(Task to complete) Find the lines that contain the word "ylabel" and copy each one.

(The data)

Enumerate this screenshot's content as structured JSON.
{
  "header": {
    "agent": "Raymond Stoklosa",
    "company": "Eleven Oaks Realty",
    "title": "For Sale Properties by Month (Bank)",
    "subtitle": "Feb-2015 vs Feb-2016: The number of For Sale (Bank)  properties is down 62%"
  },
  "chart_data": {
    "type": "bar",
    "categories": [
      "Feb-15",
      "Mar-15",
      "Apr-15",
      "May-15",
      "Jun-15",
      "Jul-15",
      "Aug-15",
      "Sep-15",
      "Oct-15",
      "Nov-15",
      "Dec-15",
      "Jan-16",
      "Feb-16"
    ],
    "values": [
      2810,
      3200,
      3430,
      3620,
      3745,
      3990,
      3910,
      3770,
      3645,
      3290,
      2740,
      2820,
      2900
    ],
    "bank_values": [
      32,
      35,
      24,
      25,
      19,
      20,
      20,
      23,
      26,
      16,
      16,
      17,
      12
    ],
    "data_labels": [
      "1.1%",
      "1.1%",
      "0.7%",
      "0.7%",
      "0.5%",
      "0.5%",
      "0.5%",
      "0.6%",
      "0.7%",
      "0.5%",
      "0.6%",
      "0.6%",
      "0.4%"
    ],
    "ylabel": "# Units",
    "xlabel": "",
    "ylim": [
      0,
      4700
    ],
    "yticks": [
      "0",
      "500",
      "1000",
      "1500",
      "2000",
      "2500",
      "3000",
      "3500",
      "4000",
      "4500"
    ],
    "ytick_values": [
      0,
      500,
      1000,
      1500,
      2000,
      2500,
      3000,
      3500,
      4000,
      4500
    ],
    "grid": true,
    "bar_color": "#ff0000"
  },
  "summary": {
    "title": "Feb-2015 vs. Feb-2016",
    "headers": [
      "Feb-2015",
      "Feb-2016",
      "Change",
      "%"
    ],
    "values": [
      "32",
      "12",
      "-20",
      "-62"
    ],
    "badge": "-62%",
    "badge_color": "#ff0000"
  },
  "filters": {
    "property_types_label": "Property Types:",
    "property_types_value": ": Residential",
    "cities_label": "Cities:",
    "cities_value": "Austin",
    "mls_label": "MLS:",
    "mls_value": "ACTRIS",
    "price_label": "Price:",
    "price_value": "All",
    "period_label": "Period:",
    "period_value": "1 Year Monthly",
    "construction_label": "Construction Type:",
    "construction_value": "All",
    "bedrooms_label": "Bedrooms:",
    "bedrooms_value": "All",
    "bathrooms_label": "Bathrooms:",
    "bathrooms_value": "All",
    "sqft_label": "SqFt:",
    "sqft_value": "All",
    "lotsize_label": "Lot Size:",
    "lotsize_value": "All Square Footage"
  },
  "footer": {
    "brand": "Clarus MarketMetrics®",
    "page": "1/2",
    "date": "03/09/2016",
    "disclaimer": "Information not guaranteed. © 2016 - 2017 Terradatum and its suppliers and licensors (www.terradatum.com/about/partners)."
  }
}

* * *

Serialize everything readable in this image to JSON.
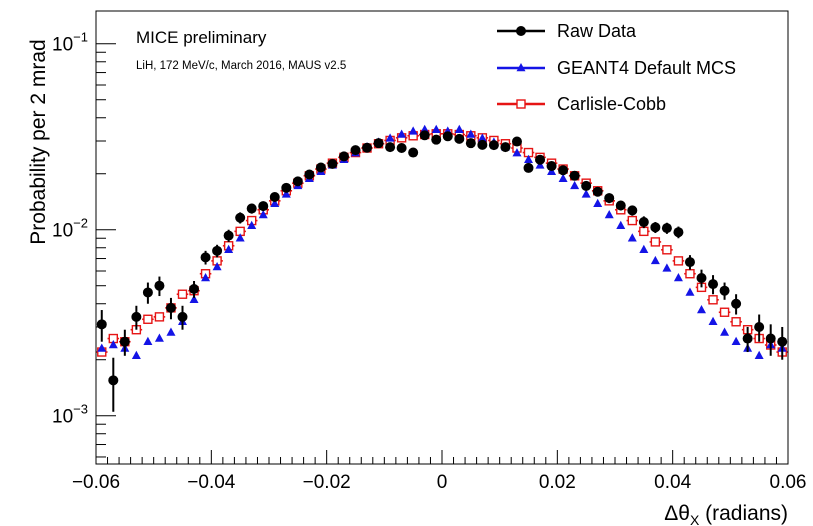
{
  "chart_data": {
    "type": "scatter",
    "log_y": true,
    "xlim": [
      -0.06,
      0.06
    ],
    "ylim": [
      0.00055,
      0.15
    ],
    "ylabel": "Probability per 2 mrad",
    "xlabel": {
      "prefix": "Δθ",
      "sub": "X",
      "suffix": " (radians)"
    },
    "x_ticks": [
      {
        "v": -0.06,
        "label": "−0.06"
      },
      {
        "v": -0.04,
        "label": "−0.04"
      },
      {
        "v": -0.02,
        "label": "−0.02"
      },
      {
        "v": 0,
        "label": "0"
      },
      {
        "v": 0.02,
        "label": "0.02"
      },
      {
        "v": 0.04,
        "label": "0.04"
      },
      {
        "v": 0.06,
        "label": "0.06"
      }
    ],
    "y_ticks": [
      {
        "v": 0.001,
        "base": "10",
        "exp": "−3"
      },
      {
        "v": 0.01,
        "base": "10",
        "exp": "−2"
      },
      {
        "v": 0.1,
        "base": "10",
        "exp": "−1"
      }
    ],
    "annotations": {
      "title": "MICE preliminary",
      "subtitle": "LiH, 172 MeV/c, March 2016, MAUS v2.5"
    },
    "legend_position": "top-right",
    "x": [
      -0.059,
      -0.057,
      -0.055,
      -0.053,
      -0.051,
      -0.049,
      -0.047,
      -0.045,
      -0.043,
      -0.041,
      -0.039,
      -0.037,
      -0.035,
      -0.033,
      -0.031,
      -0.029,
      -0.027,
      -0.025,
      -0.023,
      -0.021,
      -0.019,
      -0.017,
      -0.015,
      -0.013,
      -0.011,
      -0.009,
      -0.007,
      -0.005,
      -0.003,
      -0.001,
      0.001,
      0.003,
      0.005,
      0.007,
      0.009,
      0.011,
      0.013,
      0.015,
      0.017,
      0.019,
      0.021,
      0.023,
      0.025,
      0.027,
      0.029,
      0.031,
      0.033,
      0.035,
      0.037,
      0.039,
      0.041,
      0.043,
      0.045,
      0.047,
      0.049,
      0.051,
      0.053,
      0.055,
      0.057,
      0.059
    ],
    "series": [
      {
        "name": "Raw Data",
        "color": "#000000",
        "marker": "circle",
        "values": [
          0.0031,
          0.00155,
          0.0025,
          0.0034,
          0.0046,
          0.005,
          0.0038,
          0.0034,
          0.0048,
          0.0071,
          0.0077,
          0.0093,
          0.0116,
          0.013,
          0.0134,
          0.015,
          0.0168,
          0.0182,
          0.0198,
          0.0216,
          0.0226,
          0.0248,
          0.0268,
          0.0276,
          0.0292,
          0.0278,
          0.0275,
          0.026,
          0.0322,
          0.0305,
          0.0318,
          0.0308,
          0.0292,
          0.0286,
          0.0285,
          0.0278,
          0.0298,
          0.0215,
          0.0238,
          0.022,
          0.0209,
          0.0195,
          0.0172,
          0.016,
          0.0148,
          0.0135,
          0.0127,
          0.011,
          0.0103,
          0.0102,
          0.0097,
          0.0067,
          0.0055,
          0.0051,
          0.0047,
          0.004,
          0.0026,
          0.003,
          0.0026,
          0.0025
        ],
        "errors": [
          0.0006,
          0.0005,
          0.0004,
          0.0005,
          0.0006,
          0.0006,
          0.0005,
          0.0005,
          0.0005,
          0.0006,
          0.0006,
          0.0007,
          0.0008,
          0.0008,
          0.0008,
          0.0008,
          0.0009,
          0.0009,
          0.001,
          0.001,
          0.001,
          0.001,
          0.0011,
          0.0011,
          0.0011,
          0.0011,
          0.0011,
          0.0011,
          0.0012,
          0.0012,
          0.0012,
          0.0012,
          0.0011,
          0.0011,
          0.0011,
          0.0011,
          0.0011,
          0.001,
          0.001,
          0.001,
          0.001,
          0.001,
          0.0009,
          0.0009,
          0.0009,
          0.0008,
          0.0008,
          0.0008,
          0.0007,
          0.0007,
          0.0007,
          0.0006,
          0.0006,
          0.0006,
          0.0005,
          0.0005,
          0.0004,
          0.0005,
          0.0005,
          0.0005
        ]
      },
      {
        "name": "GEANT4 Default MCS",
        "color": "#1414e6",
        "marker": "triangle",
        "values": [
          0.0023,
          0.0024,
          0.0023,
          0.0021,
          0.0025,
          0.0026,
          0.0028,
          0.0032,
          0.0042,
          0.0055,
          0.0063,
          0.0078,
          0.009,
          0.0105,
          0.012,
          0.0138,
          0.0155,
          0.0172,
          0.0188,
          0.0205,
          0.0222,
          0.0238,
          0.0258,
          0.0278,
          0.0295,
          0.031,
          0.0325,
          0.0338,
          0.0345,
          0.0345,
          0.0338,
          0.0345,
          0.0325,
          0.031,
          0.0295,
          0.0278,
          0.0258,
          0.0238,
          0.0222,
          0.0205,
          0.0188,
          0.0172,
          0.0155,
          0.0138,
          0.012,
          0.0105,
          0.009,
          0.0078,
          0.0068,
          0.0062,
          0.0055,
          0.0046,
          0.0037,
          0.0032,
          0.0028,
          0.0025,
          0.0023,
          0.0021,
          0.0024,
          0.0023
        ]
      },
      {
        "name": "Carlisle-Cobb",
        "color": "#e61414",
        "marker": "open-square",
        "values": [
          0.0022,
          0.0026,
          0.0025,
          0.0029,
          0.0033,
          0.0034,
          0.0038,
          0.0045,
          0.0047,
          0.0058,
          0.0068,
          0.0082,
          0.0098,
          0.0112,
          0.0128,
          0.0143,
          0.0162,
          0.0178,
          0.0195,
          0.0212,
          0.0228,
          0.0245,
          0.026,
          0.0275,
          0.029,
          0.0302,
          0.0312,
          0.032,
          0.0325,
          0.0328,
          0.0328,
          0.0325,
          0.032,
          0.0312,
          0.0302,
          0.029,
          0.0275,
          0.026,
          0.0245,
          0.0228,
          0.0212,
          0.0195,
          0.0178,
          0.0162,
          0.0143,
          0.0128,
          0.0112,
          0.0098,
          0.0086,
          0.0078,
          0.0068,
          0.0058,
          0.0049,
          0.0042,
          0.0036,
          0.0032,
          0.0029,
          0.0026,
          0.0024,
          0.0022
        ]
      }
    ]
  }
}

==

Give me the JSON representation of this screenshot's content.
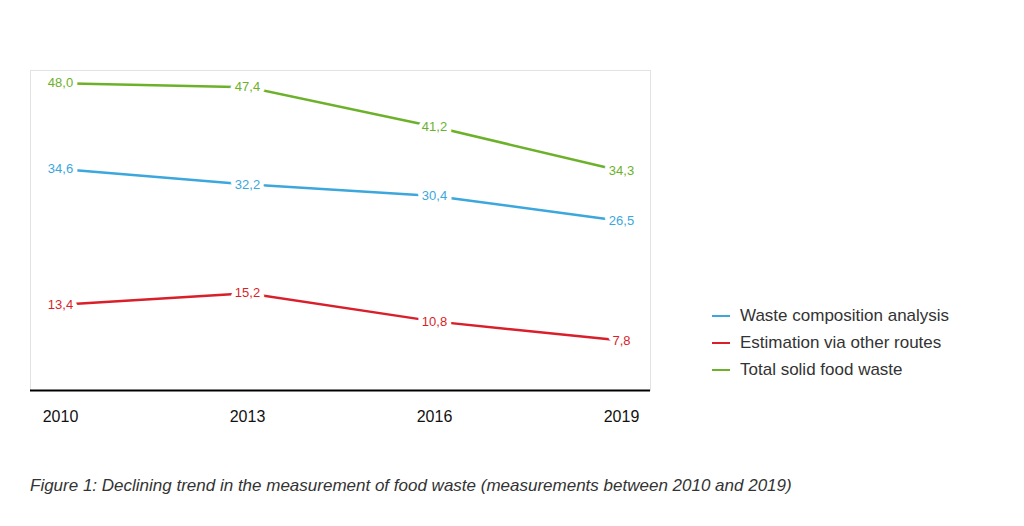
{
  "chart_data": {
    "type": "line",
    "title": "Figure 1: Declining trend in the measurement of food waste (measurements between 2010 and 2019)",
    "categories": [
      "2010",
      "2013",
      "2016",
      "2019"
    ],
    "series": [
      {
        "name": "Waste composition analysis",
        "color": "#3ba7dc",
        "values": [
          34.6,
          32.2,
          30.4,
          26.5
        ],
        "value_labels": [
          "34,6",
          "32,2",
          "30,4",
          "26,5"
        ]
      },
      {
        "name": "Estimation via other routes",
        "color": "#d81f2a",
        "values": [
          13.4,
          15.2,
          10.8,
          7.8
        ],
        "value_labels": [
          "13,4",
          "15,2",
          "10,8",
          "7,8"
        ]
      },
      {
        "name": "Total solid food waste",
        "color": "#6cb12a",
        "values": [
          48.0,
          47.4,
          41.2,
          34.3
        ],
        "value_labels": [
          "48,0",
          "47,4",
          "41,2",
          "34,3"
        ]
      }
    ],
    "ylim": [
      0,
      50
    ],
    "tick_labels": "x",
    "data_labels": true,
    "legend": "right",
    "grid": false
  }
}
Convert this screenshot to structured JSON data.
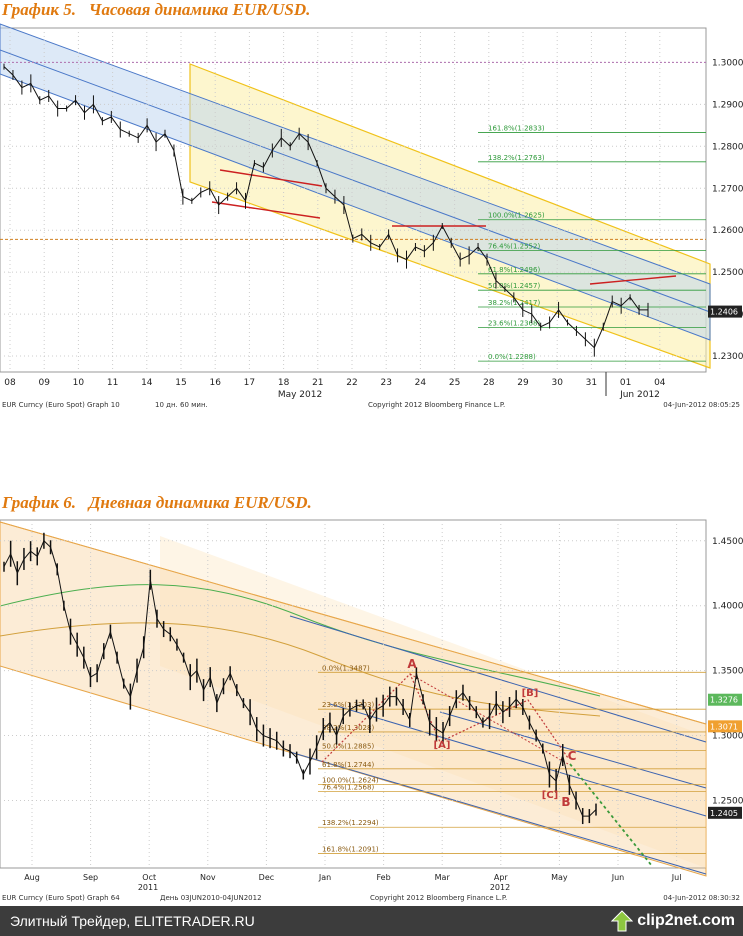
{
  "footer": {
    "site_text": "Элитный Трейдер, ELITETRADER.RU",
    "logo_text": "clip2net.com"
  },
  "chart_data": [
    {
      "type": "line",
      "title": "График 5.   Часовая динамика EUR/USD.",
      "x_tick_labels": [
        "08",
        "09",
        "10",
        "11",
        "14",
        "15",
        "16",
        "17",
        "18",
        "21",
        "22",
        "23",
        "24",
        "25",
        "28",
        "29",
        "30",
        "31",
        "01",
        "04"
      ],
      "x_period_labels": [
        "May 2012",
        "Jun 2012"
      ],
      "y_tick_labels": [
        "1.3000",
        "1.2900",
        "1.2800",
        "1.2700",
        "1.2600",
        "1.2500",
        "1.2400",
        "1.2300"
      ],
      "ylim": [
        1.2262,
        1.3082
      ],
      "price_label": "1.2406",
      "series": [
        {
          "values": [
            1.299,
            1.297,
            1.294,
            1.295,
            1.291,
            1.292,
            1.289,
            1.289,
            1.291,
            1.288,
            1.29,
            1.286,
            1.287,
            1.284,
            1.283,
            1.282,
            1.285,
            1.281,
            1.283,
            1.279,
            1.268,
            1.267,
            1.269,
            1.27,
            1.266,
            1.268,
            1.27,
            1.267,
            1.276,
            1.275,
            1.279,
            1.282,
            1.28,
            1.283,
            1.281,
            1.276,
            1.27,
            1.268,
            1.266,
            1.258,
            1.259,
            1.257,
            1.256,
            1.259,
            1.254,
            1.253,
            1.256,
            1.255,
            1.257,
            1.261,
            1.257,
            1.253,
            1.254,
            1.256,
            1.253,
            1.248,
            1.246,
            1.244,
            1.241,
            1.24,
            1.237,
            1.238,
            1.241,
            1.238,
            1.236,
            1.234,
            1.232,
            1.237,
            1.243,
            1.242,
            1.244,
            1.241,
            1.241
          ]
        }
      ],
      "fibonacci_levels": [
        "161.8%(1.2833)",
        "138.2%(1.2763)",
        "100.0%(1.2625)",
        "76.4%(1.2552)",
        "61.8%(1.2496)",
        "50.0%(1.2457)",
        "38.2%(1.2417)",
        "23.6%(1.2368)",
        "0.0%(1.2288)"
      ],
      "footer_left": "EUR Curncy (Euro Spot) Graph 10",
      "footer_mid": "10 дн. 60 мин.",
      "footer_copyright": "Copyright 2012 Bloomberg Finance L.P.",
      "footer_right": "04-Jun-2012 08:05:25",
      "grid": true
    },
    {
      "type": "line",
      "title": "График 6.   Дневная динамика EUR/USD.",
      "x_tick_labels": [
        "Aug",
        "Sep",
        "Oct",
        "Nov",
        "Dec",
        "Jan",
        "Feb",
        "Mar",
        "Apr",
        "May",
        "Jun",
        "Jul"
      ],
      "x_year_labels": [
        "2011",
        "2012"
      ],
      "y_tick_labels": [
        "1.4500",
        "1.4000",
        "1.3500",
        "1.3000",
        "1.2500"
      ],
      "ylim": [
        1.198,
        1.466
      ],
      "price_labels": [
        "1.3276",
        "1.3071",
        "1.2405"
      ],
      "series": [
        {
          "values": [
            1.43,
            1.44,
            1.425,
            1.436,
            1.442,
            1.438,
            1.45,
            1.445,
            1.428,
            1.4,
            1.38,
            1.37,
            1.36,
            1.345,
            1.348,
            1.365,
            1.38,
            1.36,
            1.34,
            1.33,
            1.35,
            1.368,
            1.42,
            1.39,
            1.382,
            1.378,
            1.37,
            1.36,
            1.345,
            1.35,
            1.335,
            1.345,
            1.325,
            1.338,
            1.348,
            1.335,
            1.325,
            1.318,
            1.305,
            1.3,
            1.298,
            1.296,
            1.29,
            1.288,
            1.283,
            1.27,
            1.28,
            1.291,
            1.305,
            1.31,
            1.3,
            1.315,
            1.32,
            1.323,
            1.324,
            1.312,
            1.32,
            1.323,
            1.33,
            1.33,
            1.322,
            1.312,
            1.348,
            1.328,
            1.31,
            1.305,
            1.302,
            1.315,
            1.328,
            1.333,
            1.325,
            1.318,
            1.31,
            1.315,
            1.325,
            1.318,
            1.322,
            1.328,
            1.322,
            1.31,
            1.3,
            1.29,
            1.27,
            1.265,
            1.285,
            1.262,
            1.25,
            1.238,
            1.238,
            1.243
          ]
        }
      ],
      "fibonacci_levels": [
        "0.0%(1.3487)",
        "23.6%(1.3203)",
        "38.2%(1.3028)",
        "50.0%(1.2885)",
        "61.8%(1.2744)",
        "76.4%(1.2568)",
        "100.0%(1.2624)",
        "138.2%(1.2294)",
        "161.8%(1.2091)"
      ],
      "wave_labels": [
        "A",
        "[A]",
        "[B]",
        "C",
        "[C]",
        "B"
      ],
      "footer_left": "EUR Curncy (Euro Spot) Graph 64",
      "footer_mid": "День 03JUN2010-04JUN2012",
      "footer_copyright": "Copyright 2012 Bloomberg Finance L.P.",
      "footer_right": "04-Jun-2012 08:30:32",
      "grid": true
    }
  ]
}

(Response for this exercise)
    "ylabel": "# Units",
    "ylabel": "Probability per 2 mrad",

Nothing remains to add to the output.